-- begin RECORD EXCERPTS --
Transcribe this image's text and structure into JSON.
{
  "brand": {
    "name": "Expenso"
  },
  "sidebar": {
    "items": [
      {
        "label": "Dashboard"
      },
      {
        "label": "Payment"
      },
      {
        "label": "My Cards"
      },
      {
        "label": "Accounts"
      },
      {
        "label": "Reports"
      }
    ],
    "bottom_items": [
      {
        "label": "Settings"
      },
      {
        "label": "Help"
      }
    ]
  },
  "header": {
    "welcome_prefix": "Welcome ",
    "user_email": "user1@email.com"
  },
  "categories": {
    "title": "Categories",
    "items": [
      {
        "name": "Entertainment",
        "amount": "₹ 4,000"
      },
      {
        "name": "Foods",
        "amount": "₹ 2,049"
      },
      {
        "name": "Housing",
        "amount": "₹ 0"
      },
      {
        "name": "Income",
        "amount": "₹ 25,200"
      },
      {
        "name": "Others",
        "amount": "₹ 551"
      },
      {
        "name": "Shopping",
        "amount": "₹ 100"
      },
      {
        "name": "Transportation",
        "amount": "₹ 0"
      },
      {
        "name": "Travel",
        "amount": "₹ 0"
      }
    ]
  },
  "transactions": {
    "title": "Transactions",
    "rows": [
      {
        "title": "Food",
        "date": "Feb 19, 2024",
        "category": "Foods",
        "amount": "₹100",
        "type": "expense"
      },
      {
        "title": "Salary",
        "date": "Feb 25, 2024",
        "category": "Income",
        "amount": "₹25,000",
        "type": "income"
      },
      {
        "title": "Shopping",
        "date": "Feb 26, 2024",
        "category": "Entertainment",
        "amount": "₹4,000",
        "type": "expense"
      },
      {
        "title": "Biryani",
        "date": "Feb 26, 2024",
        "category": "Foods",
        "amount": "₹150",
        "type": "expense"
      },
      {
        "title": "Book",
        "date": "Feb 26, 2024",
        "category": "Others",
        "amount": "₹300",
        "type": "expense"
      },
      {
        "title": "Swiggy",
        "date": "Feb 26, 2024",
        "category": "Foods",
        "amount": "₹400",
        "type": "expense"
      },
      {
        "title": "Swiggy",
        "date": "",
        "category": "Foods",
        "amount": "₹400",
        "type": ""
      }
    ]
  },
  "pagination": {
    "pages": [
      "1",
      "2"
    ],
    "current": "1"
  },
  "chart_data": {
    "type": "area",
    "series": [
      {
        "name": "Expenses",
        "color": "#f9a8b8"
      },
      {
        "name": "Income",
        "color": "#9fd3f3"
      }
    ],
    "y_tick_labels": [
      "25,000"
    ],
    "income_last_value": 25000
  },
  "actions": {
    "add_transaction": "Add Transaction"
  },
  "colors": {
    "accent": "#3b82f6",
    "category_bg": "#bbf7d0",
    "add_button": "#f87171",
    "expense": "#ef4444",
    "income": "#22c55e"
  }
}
-- end RECORD EXCERPTS --
All lines holding the word "Entertainment" should be picked out and copied.

        "name": "Entertainment",
        "category": "Entertainment",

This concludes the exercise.